What follows is a set of records; repeat all of them exactly.

[Data]
☆ ☆ ☆ ☆ ☆

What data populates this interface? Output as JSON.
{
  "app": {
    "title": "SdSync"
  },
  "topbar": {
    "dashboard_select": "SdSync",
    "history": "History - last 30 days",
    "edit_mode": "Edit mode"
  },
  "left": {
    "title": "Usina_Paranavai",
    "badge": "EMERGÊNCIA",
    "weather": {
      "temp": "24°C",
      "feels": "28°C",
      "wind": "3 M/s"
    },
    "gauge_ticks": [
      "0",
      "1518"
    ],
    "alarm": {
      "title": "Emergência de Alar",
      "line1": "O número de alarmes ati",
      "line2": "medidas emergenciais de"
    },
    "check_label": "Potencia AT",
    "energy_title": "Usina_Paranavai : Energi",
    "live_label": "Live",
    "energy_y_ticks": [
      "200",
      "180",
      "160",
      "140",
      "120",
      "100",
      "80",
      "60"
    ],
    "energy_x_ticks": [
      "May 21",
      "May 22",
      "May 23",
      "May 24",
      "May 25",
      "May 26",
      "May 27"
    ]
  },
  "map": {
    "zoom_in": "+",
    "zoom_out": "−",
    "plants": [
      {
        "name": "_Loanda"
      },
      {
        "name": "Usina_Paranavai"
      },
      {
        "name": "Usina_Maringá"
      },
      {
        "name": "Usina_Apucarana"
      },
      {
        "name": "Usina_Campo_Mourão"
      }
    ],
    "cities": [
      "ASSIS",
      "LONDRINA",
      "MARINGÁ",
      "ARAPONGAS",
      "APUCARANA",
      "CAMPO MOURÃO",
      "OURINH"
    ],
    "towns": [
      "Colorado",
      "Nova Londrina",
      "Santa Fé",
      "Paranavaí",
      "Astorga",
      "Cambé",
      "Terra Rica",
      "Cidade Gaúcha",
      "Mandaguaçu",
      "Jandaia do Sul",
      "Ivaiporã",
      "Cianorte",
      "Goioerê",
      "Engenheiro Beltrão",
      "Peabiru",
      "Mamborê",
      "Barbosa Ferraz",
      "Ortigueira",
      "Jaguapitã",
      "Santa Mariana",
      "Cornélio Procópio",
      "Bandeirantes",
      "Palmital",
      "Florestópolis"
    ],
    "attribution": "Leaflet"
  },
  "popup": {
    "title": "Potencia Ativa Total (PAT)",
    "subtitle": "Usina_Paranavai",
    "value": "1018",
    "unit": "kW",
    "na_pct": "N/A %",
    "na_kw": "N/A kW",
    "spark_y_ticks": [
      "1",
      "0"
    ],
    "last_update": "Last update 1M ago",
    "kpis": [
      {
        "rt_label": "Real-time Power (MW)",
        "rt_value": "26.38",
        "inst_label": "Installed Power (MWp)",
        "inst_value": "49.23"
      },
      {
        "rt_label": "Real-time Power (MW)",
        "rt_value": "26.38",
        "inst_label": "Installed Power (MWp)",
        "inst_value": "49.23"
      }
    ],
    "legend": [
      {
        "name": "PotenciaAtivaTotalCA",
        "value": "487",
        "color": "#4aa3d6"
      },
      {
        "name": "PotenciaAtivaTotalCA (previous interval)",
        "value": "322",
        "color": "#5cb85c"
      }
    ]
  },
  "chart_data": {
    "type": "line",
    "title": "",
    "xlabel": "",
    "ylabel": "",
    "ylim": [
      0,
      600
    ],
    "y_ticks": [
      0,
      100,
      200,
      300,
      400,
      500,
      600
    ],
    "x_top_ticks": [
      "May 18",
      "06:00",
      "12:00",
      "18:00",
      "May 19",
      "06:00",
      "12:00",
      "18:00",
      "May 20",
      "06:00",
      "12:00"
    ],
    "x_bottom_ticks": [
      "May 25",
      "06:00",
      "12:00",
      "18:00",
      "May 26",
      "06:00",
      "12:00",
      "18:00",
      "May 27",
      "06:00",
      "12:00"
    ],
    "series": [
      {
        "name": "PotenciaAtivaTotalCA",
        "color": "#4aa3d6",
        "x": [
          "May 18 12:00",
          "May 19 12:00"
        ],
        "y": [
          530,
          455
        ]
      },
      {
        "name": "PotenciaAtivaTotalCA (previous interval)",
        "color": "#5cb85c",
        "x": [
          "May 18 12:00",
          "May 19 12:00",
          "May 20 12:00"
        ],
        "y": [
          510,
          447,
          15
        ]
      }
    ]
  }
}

☆ ☆ ☆ ☆ ☆

[Final answer]
What data populates this interface? Output as JSON.
{
  "app": {
    "title": "SdSync"
  },
  "topbar": {
    "dashboard_select": "SdSync",
    "history": "History - last 30 days",
    "edit_mode": "Edit mode"
  },
  "left": {
    "title": "Usina_Paranavai",
    "badge": "EMERGÊNCIA",
    "weather": {
      "temp": "24°C",
      "feels": "28°C",
      "wind": "3 M/s"
    },
    "gauge_ticks": [
      "0",
      "1518"
    ],
    "alarm": {
      "title": "Emergência de Alar",
      "line1": "O número de alarmes ati",
      "line2": "medidas emergenciais de"
    },
    "check_label": "Potencia AT",
    "energy_title": "Usina_Paranavai : Energi",
    "live_label": "Live",
    "energy_y_ticks": [
      "200",
      "180",
      "160",
      "140",
      "120",
      "100",
      "80",
      "60"
    ],
    "energy_x_ticks": [
      "May 21",
      "May 22",
      "May 23",
      "May 24",
      "May 25",
      "May 26",
      "May 27"
    ]
  },
  "map": {
    "zoom_in": "+",
    "zoom_out": "−",
    "plants": [
      {
        "name": "_Loanda"
      },
      {
        "name": "Usina_Paranavai"
      },
      {
        "name": "Usina_Maringá"
      },
      {
        "name": "Usina_Apucarana"
      },
      {
        "name": "Usina_Campo_Mourão"
      }
    ],
    "cities": [
      "ASSIS",
      "LONDRINA",
      "MARINGÁ",
      "ARAPONGAS",
      "APUCARANA",
      "CAMPO MOURÃO",
      "OURINH"
    ],
    "towns": [
      "Colorado",
      "Nova Londrina",
      "Santa Fé",
      "Paranavaí",
      "Astorga",
      "Cambé",
      "Terra Rica",
      "Cidade Gaúcha",
      "Mandaguaçu",
      "Jandaia do Sul",
      "Ivaiporã",
      "Cianorte",
      "Goioerê",
      "Engenheiro Beltrão",
      "Peabiru",
      "Mamborê",
      "Barbosa Ferraz",
      "Ortigueira",
      "Jaguapitã",
      "Santa Mariana",
      "Cornélio Procópio",
      "Bandeirantes",
      "Palmital",
      "Florestópolis"
    ],
    "attribution": "Leaflet"
  },
  "popup": {
    "title": "Potencia Ativa Total (PAT)",
    "subtitle": "Usina_Paranavai",
    "value": "1018",
    "unit": "kW",
    "na_pct": "N/A %",
    "na_kw": "N/A kW",
    "spark_y_ticks": [
      "1",
      "0"
    ],
    "last_update": "Last update 1M ago",
    "kpis": [
      {
        "rt_label": "Real-time Power (MW)",
        "rt_value": "26.38",
        "inst_label": "Installed Power (MWp)",
        "inst_value": "49.23"
      },
      {
        "rt_label": "Real-time Power (MW)",
        "rt_value": "26.38",
        "inst_label": "Installed Power (MWp)",
        "inst_value": "49.23"
      }
    ],
    "legend": [
      {
        "name": "PotenciaAtivaTotalCA",
        "value": "487",
        "color": "#4aa3d6"
      },
      {
        "name": "PotenciaAtivaTotalCA (previous interval)",
        "value": "322",
        "color": "#5cb85c"
      }
    ]
  },
  "chart_data": {
    "type": "line",
    "title": "",
    "xlabel": "",
    "ylabel": "",
    "ylim": [
      0,
      600
    ],
    "y_ticks": [
      0,
      100,
      200,
      300,
      400,
      500,
      600
    ],
    "x_top_ticks": [
      "May 18",
      "06:00",
      "12:00",
      "18:00",
      "May 19",
      "06:00",
      "12:00",
      "18:00",
      "May 20",
      "06:00",
      "12:00"
    ],
    "x_bottom_ticks": [
      "May 25",
      "06:00",
      "12:00",
      "18:00",
      "May 26",
      "06:00",
      "12:00",
      "18:00",
      "May 27",
      "06:00",
      "12:00"
    ],
    "series": [
      {
        "name": "PotenciaAtivaTotalCA",
        "color": "#4aa3d6",
        "x": [
          "May 18 12:00",
          "May 19 12:00"
        ],
        "y": [
          530,
          455
        ]
      },
      {
        "name": "PotenciaAtivaTotalCA (previous interval)",
        "color": "#5cb85c",
        "x": [
          "May 18 12:00",
          "May 19 12:00",
          "May 20 12:00"
        ],
        "y": [
          510,
          447,
          15
        ]
      }
    ]
  }
}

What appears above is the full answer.